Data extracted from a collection

^^^^^^^^^^^^^^^^

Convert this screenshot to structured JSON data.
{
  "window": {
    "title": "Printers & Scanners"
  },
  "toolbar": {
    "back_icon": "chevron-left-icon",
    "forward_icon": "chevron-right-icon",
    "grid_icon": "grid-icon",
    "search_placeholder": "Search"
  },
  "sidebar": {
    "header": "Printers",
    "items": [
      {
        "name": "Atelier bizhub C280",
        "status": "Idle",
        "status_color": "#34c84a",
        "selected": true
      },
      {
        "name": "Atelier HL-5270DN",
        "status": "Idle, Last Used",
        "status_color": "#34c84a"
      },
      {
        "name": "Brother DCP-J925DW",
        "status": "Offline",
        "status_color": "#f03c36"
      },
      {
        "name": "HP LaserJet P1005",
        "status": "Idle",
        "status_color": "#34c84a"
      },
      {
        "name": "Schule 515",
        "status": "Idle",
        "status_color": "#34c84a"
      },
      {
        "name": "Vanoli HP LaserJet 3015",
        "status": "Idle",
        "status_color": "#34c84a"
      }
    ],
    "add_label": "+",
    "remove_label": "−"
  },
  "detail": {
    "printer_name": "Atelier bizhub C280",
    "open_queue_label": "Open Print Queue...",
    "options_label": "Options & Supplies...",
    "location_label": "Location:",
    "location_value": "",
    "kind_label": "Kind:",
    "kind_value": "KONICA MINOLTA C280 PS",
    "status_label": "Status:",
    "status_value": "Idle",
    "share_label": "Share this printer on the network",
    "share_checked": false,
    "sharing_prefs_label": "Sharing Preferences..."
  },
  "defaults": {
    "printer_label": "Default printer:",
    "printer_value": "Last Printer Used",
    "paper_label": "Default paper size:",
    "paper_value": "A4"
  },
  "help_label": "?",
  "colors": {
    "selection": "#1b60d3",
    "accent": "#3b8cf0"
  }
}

^^^^^^^^^^^^^^^^

WHAT YOU HAVE TO DO: Reproduce the whole listing word for word.

WRITTEN SOLUTION:
Convert this screenshot to structured JSON data.
{
  "window": {
    "title": "Printers & Scanners"
  },
  "toolbar": {
    "back_icon": "chevron-left-icon",
    "forward_icon": "chevron-right-icon",
    "grid_icon": "grid-icon",
    "search_placeholder": "Search"
  },
  "sidebar": {
    "header": "Printers",
    "items": [
      {
        "name": "Atelier bizhub C280",
        "status": "Idle",
        "status_color": "#34c84a",
        "selected": true
      },
      {
        "name": "Atelier HL-5270DN",
        "status": "Idle, Last Used",
        "status_color": "#34c84a"
      },
      {
        "name": "Brother DCP-J925DW",
        "status": "Offline",
        "status_color": "#f03c36"
      },
      {
        "name": "HP LaserJet P1005",
        "status": "Idle",
        "status_color": "#34c84a"
      },
      {
        "name": "Schule 515",
        "status": "Idle",
        "status_color": "#34c84a"
      },
      {
        "name": "Vanoli HP LaserJet 3015",
        "status": "Idle",
        "status_color": "#34c84a"
      }
    ],
    "add_label": "+",
    "remove_label": "−"
  },
  "detail": {
    "printer_name": "Atelier bizhub C280",
    "open_queue_label": "Open Print Queue...",
    "options_label": "Options & Supplies...",
    "location_label": "Location:",
    "location_value": "",
    "kind_label": "Kind:",
    "kind_value": "KONICA MINOLTA C280 PS",
    "status_label": "Status:",
    "status_value": "Idle",
    "share_label": "Share this printer on the network",
    "share_checked": false,
    "sharing_prefs_label": "Sharing Preferences..."
  },
  "defaults": {
    "printer_label": "Default printer:",
    "printer_value": "Last Printer Used",
    "paper_label": "Default paper size:",
    "paper_value": "A4"
  },
  "help_label": "?",
  "colors": {
    "selection": "#1b60d3",
    "accent": "#3b8cf0"
  }
}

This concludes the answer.